» **SHORT EXERCISE**:
Locate every line in the records below that holds the word "function" and return each one.

══════════════════════════════

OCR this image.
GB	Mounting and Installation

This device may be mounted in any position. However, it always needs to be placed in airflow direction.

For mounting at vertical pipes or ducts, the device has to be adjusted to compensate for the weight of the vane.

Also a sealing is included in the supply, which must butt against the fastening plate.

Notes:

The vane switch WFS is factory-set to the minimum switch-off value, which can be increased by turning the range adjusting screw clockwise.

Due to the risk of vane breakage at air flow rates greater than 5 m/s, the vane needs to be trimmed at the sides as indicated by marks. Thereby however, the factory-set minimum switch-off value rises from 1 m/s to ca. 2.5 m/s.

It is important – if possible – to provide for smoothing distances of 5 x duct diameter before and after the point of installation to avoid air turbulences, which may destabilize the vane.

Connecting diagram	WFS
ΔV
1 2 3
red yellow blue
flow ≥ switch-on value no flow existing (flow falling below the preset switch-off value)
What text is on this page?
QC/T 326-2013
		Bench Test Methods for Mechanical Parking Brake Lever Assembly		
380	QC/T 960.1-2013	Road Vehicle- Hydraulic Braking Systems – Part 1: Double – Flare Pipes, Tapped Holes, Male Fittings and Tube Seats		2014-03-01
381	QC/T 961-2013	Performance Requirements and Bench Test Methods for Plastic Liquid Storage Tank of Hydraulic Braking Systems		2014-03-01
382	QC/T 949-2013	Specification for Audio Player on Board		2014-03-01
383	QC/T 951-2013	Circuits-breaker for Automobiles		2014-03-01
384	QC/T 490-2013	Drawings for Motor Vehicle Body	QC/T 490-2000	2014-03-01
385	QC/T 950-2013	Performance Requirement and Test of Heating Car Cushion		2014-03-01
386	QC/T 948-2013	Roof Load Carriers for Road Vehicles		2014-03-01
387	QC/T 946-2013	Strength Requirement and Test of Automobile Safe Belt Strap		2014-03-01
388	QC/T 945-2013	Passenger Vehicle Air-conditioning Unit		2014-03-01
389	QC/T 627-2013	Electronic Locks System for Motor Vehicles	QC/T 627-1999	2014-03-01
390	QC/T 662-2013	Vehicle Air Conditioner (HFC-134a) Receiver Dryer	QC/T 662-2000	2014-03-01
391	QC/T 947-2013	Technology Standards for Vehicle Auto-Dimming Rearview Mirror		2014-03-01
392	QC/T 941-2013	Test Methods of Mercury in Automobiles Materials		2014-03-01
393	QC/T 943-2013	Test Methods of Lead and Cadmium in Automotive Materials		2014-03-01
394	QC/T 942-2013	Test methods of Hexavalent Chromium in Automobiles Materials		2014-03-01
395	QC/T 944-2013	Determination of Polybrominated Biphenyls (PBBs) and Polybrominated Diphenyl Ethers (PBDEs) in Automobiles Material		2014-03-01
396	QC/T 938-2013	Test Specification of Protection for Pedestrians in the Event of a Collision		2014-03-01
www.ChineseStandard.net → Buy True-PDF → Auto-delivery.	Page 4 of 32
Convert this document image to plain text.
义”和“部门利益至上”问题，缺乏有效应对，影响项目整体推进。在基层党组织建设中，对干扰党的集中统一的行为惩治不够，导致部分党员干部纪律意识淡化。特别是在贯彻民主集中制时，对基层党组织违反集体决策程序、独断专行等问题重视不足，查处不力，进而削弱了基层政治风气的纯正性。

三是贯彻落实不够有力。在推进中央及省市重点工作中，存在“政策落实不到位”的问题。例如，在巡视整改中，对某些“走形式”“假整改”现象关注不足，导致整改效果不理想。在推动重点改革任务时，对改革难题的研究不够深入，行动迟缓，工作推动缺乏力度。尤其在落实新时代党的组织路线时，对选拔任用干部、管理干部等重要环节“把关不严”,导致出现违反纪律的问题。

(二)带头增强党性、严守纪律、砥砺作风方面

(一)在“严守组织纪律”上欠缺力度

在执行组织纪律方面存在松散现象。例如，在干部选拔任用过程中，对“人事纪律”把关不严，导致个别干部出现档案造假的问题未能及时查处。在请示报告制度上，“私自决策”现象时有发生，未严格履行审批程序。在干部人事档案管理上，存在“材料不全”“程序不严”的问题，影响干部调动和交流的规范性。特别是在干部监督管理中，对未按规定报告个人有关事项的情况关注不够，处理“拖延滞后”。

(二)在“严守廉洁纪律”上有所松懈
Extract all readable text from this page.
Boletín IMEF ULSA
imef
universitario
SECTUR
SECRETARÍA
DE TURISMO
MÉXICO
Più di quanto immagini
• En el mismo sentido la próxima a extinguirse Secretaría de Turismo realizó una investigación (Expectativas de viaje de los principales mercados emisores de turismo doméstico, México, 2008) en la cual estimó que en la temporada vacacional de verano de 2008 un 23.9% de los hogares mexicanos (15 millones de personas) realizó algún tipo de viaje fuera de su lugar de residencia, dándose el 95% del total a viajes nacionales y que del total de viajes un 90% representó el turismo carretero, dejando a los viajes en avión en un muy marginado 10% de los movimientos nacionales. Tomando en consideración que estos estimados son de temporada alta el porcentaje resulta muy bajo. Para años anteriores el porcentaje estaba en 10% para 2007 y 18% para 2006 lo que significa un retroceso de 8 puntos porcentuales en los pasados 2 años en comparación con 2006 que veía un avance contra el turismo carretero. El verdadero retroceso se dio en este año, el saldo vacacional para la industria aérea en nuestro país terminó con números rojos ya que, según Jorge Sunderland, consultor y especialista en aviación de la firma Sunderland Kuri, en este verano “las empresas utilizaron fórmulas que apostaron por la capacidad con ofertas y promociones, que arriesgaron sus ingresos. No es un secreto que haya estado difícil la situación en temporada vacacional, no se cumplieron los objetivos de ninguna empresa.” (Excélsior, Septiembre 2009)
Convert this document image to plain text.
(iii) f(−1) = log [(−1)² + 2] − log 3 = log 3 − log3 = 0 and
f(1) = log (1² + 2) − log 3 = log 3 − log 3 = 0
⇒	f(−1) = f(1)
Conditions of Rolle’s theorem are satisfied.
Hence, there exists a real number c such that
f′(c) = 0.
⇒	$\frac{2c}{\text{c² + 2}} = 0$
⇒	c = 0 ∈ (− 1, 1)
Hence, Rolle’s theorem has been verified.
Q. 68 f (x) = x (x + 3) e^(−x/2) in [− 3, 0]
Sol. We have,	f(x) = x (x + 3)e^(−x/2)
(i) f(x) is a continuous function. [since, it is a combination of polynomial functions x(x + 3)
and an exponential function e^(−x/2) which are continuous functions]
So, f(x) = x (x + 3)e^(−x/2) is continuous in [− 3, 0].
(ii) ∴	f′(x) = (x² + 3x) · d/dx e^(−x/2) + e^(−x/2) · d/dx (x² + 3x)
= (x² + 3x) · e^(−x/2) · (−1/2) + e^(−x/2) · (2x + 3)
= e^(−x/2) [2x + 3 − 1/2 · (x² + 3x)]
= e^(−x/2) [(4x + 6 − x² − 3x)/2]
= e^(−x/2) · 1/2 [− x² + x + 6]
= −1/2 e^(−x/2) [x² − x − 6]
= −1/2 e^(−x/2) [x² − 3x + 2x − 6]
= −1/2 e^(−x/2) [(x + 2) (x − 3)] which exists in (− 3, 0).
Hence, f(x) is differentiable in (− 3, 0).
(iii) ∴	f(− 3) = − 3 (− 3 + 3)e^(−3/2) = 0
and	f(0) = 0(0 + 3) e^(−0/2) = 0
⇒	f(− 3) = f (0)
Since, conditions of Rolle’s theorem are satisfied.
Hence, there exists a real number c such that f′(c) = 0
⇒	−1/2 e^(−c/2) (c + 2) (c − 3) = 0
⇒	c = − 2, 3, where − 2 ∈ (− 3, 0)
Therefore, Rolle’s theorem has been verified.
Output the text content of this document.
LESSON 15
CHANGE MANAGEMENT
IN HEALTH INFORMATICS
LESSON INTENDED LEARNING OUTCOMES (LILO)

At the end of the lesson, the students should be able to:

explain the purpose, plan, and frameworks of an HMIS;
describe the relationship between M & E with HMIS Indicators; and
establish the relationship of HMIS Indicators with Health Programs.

══════════════════════════════

» **FINISHED ANSWER**:
(i) f(x) is a continuous function. [since, it is a combination of polynomial functions x(x + 3)
and an exponential function e^(−x/2) which are continuous functions]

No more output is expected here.